• _Data section_
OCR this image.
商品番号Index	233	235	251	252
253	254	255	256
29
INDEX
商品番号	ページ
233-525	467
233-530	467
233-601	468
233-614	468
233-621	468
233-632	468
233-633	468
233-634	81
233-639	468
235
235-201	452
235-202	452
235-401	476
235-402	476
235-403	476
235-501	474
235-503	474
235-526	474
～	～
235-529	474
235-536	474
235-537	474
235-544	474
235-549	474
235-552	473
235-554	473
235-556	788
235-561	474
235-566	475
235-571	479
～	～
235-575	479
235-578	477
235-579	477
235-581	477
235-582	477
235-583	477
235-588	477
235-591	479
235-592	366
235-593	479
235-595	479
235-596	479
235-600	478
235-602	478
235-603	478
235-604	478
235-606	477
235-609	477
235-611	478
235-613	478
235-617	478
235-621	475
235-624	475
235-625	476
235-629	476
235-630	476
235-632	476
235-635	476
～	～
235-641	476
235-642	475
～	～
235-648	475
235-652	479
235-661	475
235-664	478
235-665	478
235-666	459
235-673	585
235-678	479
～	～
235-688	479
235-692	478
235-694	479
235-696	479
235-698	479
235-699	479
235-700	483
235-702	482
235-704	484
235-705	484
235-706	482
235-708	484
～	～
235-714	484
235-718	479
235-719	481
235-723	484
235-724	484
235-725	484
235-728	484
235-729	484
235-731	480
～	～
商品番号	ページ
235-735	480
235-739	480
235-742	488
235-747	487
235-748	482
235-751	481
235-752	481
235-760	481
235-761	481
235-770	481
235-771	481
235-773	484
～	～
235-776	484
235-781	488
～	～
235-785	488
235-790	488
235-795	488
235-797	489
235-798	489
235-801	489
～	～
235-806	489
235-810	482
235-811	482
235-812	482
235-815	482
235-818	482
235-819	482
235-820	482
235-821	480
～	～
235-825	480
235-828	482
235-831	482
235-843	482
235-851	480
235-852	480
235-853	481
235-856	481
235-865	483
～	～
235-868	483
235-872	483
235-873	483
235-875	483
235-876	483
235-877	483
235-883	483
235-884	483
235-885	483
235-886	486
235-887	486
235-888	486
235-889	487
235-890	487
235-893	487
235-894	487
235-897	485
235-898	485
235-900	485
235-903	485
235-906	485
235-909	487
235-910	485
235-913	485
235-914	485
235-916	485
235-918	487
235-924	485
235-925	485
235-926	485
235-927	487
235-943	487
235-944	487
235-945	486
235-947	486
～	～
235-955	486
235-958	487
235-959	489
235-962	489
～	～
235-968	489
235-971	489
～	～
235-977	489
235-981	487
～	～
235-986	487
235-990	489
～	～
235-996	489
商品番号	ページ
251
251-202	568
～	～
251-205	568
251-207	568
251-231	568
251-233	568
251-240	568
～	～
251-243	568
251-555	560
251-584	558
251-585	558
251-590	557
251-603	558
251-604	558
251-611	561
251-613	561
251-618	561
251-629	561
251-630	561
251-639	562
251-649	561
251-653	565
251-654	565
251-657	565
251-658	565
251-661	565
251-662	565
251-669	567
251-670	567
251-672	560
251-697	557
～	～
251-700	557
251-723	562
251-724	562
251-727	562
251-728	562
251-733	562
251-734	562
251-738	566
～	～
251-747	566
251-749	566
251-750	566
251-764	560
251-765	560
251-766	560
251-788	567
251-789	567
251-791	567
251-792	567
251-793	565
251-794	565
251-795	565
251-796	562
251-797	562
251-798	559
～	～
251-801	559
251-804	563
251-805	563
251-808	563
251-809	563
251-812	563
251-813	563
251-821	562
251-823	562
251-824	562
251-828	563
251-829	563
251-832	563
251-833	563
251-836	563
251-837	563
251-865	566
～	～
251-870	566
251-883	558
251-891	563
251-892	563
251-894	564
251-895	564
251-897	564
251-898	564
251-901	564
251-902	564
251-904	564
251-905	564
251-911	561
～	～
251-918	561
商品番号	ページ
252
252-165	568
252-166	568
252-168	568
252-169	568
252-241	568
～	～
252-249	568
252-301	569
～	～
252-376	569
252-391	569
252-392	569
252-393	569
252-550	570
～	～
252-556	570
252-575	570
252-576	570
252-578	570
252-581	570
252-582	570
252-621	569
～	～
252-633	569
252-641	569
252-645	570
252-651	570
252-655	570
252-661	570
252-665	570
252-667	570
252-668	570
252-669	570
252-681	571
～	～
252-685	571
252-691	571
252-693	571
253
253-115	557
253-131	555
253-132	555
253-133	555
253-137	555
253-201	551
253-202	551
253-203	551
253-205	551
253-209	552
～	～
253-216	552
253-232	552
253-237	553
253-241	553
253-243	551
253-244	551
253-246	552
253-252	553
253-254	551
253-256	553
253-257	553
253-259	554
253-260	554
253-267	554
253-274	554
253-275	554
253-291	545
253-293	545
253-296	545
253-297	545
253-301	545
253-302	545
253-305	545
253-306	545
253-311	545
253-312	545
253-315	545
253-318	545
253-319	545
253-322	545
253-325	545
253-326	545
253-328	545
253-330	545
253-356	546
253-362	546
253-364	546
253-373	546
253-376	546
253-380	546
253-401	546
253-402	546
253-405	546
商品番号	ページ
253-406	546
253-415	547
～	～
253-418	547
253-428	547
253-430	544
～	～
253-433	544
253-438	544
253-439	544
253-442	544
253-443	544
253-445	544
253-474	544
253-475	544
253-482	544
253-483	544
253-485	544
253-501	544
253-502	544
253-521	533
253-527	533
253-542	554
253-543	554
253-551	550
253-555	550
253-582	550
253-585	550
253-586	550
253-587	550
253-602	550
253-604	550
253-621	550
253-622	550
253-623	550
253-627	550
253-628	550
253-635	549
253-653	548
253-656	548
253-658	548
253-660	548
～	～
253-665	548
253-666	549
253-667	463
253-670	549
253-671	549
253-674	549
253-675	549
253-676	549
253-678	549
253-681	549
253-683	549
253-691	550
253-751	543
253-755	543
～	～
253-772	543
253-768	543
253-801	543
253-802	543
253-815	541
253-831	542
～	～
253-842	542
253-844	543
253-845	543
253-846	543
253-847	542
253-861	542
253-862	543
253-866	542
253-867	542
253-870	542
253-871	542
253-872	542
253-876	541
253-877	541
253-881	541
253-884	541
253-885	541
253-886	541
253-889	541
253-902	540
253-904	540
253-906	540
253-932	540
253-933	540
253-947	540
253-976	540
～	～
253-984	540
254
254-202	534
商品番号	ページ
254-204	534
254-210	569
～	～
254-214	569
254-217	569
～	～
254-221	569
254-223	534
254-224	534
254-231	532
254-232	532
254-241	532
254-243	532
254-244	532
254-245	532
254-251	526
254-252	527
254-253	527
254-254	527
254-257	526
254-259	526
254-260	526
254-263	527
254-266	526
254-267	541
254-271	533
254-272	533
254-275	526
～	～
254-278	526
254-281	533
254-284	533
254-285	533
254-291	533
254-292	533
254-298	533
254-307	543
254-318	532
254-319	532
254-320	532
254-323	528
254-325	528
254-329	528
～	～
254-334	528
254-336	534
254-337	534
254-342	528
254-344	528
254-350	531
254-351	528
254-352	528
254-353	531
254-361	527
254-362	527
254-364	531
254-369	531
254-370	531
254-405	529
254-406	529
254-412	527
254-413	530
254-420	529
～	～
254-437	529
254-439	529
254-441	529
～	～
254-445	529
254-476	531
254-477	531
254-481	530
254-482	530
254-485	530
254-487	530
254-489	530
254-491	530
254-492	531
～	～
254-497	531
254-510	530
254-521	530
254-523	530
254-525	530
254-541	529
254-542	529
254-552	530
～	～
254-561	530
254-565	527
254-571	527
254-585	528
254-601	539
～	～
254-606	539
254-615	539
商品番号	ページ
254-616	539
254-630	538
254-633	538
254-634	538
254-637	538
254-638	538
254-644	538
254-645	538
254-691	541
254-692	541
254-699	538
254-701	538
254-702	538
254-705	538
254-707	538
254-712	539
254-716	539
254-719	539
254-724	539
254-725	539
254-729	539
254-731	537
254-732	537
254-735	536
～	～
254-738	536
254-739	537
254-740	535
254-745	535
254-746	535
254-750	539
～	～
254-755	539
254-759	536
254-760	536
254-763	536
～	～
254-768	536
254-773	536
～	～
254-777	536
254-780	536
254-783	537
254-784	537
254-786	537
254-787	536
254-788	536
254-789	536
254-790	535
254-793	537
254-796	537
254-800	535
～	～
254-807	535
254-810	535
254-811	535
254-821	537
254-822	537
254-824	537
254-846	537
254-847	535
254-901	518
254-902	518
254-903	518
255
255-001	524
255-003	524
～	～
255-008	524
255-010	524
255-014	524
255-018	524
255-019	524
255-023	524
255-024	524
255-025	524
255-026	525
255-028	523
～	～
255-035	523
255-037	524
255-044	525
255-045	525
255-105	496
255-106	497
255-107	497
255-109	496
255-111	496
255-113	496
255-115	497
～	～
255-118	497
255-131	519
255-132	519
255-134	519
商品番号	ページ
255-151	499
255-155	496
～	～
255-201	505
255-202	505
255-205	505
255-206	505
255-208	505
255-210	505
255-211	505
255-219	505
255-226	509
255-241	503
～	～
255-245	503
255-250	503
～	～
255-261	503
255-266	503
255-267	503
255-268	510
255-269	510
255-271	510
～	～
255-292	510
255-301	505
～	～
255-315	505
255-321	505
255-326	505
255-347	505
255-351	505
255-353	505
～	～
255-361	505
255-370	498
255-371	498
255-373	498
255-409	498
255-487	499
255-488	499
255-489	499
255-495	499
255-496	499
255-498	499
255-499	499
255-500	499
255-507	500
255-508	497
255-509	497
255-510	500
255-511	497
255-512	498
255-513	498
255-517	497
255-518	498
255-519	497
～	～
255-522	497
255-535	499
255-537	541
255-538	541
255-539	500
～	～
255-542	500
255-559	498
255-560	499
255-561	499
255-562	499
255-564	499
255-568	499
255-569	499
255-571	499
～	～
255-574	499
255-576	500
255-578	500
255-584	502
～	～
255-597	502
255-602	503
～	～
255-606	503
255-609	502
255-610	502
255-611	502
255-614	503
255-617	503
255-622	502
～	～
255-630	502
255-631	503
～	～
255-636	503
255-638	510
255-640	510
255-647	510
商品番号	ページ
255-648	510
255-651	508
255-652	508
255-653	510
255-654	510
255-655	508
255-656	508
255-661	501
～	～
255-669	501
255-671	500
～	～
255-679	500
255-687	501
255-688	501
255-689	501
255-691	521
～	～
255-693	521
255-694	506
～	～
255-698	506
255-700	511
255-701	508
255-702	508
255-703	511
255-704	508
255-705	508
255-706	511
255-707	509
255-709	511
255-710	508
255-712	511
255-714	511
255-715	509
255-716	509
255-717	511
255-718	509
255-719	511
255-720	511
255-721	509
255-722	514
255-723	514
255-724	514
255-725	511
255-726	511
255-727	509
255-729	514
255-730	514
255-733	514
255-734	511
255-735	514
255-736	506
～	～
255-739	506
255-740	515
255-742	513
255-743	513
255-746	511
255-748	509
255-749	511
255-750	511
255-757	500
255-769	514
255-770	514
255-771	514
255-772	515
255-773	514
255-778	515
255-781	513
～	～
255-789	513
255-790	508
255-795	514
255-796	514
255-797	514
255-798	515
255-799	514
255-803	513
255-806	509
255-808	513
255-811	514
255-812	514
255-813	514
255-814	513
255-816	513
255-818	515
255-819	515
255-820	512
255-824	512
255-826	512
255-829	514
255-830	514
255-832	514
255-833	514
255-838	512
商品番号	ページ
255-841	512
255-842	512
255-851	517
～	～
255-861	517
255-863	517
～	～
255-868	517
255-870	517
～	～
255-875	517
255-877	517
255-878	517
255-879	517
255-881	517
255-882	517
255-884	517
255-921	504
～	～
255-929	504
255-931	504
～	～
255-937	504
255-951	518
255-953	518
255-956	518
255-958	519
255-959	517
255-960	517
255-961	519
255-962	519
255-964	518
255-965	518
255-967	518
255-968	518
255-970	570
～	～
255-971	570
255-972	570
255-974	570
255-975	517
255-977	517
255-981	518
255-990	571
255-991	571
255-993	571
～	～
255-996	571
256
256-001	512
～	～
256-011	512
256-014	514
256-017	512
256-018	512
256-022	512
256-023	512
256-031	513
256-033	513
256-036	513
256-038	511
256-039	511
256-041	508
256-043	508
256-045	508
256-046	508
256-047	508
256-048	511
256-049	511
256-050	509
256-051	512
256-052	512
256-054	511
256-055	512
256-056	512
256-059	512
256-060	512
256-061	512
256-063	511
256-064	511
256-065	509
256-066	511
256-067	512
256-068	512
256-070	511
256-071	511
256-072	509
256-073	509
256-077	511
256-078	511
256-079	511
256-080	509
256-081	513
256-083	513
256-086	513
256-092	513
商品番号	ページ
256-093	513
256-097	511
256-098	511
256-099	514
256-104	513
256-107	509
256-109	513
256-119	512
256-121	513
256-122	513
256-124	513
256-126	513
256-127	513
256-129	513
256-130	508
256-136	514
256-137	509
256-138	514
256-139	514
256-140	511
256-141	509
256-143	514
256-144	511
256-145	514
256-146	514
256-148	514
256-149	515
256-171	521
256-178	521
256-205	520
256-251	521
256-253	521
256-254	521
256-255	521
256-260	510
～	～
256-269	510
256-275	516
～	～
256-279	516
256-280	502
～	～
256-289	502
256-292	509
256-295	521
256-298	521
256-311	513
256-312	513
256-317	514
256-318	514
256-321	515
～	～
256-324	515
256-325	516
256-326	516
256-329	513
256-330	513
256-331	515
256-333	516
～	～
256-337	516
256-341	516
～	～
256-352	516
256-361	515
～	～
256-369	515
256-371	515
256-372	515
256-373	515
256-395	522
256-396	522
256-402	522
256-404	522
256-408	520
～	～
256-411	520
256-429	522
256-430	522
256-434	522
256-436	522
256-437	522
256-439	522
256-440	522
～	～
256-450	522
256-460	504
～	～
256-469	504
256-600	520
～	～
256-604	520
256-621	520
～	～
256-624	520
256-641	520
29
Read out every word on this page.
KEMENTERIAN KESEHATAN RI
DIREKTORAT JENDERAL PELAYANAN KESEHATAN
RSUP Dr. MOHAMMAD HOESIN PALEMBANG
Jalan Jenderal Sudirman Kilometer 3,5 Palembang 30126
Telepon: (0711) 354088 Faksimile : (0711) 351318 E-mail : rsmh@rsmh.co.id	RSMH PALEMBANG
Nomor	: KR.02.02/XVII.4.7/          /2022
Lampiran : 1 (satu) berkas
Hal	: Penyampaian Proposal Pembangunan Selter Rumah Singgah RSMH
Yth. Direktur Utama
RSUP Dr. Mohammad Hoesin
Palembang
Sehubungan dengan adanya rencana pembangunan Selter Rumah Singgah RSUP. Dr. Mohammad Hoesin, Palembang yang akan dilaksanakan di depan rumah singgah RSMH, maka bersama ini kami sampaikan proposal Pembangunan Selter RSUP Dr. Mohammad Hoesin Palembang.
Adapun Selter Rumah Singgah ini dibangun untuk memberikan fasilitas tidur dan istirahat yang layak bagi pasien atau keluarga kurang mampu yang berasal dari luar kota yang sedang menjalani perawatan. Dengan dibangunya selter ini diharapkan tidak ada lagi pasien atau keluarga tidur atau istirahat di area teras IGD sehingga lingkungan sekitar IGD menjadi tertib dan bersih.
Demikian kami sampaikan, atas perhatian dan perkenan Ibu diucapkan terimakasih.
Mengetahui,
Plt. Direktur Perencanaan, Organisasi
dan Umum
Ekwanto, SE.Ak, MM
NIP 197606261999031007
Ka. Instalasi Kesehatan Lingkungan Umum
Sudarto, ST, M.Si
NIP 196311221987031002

• _Exercise prompt_
Read the lines above. Gather those in which the string "this" is found.

• _Completed exercise_
OCR this image.
Read out every word on this page.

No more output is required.